Out on the streets, following years of insufficie­nt pruning, Mediterran­ean pines and plane trees have come crashing down this winter after a rare snowfall and heavy rains, crushing parked cars.

Villa Celimontan­a, whose gardens are a popular attraction, remains shut weeks after the snow melted as officials struggle to remove fallen branches.

Raggi has been criticised for doing little to halt Rome’s decline, which started long before her election in 2016.

The workforce at the gardening department, which cares for 330,000 trees, shrank from 1200 in 1998 as work was contracted out to a group later jailed for bribing officials for work.

Rubbish has piled up in the streets this winter as an average of 1200, or 15.6 per cent, of staff at the city’s refuse collection company fail to show up for work every day.

To stop dustcarts vanishing as drivers stop for long coffee breaks, the company has installed GPS trackers.

Santi Consoli, the head of Italy’s prison service, said volunteer inmates could tackle Rome’s most pressing problem: thousands of potholes that appeared as substandar­d asphalt crumbled in the bad weather, causing hundreds of car accidents and leaving the streets looking like a lunar landscape.

━━━━━━━━━━

Problem 1:
Give everything in the rows from the start down through the line containing "grid-line: [119, 524, 206, 603]" as a JSON list of strings, one per line, with blank lines left out.

━━━━━━━━━━

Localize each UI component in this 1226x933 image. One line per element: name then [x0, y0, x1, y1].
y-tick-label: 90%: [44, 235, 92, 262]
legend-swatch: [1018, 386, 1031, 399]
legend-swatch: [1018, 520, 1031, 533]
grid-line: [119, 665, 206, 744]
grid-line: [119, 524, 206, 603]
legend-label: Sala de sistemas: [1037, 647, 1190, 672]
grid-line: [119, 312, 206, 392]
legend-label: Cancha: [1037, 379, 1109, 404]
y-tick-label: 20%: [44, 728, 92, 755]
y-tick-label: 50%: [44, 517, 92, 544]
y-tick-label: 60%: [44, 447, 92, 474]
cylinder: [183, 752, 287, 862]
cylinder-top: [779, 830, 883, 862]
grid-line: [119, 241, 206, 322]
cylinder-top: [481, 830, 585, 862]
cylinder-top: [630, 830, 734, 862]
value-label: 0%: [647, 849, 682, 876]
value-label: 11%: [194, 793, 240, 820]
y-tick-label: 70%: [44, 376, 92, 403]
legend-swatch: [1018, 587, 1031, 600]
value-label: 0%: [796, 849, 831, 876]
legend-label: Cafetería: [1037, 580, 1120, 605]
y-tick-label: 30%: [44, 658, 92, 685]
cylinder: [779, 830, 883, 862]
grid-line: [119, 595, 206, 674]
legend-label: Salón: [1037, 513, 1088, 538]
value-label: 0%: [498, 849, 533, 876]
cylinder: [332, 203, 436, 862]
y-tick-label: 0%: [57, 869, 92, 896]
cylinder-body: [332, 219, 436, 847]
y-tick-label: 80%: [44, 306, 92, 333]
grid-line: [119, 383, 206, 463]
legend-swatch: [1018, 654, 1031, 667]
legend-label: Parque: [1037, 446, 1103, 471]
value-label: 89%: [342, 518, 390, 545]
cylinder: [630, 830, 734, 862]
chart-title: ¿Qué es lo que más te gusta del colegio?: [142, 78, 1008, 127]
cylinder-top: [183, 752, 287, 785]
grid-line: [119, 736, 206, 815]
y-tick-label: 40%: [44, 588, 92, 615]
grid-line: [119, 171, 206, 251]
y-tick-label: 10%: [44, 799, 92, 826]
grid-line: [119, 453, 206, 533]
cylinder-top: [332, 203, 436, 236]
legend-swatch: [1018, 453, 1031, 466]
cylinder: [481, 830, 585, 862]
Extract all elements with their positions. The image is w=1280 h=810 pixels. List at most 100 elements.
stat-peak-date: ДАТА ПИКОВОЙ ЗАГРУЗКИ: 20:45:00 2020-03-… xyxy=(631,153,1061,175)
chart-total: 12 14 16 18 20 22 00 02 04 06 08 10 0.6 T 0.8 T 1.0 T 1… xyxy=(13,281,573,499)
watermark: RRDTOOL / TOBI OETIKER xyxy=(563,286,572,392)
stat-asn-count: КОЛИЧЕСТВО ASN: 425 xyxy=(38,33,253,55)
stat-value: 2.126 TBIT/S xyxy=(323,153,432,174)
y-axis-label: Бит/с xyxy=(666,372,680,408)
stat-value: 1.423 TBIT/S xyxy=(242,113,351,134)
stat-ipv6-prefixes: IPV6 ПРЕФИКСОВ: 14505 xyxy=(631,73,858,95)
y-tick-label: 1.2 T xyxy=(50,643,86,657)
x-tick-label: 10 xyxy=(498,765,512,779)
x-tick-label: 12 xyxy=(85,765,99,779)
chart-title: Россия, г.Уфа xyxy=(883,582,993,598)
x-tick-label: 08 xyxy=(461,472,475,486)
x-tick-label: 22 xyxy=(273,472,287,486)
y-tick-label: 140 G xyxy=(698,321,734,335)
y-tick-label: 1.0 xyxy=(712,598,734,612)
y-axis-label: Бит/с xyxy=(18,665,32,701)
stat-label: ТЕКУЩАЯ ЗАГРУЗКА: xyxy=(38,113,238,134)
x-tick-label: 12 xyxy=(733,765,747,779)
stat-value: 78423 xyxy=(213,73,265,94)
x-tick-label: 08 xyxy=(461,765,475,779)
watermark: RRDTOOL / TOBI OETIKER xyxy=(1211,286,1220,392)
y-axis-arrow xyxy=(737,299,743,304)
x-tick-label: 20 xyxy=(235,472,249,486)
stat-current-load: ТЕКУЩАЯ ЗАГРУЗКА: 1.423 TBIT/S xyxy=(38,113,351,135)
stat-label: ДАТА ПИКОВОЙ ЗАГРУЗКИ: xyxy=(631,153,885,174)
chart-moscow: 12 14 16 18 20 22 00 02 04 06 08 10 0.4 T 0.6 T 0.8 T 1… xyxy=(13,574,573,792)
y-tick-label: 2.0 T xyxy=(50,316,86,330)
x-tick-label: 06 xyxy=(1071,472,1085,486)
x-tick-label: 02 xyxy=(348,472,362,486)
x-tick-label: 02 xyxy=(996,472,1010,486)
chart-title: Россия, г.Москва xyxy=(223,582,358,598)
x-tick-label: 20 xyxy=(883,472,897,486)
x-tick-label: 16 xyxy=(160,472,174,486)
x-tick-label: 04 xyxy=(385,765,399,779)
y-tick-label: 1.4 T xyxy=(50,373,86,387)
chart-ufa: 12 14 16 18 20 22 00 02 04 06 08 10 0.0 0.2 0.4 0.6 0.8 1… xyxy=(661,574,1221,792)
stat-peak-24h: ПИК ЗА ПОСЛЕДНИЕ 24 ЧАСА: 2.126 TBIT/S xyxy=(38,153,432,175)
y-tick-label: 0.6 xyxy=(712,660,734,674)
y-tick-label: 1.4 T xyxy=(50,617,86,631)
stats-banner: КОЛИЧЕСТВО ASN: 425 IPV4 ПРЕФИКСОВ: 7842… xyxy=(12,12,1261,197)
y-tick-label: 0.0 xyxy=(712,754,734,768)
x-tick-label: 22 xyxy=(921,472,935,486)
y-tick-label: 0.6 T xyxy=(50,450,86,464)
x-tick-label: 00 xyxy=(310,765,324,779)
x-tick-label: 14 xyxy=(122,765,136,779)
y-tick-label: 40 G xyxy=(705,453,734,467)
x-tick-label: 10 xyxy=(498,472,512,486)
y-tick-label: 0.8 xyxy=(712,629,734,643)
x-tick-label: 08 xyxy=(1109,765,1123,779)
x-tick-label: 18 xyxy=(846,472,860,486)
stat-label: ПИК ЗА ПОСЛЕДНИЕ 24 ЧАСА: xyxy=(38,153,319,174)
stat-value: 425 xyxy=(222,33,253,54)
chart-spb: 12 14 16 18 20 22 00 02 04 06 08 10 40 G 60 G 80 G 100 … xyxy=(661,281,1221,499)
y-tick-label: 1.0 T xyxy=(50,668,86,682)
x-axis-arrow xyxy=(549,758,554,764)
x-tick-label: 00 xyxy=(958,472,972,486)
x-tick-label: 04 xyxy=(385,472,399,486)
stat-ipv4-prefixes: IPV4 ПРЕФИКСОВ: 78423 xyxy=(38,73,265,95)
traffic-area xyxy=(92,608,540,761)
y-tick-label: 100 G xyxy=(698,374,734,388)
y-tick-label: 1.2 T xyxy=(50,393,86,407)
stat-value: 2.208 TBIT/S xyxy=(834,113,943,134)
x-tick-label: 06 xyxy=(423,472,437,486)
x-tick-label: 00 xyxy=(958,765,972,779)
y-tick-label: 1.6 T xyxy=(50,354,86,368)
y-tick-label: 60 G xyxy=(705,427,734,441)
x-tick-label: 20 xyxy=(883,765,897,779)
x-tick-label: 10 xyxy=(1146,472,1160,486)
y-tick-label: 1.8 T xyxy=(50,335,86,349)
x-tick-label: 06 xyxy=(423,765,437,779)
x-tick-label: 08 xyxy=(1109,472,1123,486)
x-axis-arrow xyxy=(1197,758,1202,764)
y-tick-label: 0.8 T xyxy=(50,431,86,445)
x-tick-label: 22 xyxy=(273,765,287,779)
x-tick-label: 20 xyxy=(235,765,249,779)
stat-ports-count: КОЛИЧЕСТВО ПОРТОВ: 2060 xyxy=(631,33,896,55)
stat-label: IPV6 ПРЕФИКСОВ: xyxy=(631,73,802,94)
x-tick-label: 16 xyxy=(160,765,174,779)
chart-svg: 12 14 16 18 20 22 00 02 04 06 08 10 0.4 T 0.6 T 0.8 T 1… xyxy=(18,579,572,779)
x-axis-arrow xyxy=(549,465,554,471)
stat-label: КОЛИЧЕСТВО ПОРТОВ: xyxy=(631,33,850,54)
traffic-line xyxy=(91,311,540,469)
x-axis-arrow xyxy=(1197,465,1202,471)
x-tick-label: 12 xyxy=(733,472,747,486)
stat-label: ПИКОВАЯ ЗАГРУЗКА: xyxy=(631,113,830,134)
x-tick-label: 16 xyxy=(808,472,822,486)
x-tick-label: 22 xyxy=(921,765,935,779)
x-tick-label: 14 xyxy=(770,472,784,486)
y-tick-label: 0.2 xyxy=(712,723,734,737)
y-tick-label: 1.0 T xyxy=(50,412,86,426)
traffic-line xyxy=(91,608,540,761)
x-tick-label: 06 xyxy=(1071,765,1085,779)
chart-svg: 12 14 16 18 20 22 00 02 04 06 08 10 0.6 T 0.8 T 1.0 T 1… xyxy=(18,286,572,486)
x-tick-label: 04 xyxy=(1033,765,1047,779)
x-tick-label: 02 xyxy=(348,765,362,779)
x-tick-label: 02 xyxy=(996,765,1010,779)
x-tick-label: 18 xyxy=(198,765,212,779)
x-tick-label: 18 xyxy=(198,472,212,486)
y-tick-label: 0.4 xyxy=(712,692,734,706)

━━━━━━━━━━

Problem 2:
Can you revise the passage on Rome, everything from "Raggi has been" down to "a lunar landscape.", replacing "dustcarts" with "garbage trucks"?

Worked solution 1:
[
  "Localize each UI component in this 1226x933 image. One line per element: name then [x0, y0, x1, y1].",
  "y-tick-label: 90%: [44, 235, 92, 262]",
  "legend-swatch: [1018, 386, 1031, 399]",
  "legend-swatch: [1018, 520, 1031, 533]",
  "grid-line: [119, 665, 206, 744]",
  "grid-line: [119, 524, 206, 603]"
]

Worked solution 2:
Raggi has been criticised for doing little to halt Rome’s decline, which started long before her election in 2016.

The workforce at the gardening department, which cares for 330,000 trees, shrank from 1200 in 1998 as work was contracted out to a group later jailed for bribing officials for work.

Rubbish has piled up in the streets this winter as an average of 1200, or 15.6 per cent, of staff at the city’s refuse collection company fail to show up for work every day.

To stop garbage trucks vanishing as drivers stop for long coffee breaks, the company has installed GPS trackers.

Santi Consoli, the head of Italy’s prison service, said volunteer inmates could tackle Rome’s most pressing problem: thousands of potholes that appeared as substandar­d asphalt crumbled in the bad weather, causing hundreds of car accidents and leaving the streets looking like a lunar landscape.